Entries taken from a collection
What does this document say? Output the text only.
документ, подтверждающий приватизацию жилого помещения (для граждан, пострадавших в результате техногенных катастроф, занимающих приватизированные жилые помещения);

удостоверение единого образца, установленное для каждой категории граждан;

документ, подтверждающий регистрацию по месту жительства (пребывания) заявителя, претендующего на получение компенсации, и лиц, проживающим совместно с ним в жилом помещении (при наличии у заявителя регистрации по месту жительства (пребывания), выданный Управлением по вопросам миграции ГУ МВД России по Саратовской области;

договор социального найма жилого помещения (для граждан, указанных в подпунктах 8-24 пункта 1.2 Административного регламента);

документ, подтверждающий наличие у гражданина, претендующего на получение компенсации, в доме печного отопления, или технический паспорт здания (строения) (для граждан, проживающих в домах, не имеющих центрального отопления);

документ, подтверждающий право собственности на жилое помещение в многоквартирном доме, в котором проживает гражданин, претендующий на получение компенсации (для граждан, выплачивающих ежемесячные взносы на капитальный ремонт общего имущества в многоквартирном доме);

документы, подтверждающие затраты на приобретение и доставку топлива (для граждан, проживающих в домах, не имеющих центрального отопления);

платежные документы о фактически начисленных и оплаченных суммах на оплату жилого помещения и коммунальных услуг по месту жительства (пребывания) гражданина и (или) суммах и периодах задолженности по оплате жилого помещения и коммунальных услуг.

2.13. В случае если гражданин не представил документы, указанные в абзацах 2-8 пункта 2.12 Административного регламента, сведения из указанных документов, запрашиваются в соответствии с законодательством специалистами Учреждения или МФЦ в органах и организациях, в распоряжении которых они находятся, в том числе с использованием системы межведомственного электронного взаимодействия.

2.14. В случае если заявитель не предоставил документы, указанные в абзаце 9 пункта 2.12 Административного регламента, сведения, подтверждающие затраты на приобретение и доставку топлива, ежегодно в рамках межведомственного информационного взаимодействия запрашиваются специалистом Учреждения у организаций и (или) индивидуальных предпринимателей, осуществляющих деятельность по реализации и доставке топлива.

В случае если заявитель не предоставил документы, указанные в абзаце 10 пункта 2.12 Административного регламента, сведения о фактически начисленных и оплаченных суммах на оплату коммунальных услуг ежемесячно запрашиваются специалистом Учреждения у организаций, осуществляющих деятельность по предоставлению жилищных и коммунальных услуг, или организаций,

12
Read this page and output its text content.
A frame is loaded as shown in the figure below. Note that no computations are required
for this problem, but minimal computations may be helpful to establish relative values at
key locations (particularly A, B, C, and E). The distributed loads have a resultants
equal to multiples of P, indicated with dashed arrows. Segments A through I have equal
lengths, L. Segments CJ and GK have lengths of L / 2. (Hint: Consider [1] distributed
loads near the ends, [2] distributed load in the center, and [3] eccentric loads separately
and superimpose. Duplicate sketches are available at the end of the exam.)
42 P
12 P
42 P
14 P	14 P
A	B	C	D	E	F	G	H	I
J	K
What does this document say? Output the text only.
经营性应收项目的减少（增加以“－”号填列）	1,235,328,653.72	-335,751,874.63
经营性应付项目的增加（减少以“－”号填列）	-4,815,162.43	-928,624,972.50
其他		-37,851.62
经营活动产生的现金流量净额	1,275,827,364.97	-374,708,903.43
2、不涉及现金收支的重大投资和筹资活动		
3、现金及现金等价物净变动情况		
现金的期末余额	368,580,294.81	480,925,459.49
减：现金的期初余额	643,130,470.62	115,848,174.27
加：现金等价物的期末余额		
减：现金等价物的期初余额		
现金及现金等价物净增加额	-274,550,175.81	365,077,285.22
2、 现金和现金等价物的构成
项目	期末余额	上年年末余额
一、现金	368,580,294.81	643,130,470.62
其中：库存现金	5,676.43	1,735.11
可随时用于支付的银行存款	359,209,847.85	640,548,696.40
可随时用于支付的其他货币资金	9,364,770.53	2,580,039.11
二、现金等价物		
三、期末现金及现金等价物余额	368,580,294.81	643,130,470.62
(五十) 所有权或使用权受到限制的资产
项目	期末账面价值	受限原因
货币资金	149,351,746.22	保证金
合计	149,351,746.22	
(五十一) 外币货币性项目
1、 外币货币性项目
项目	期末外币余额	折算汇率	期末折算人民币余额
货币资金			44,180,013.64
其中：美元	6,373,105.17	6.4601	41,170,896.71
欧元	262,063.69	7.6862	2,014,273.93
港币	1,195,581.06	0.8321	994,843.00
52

_Short problem:_ Write out every line of the preceding listing that contains "претендующего".

_Exercise answer:_
документ, подтверждающий регистрацию по месту жительства (пребывания) заявителя, претендующего на получение компенсации, и лиц, проживающим совместно с ним в жилом помещении (при наличии у заявителя регистрации по месту жительства (пребывания), выданный Управлением по вопросам миграции ГУ МВД России по Саратовской области;
документ, подтверждающий наличие у гражданина, претендующего на получение компенсации, в доме печного отопления, или технический паспорт здания (строения) (для граждан, проживающих в домах, не имеющих центрального отопления);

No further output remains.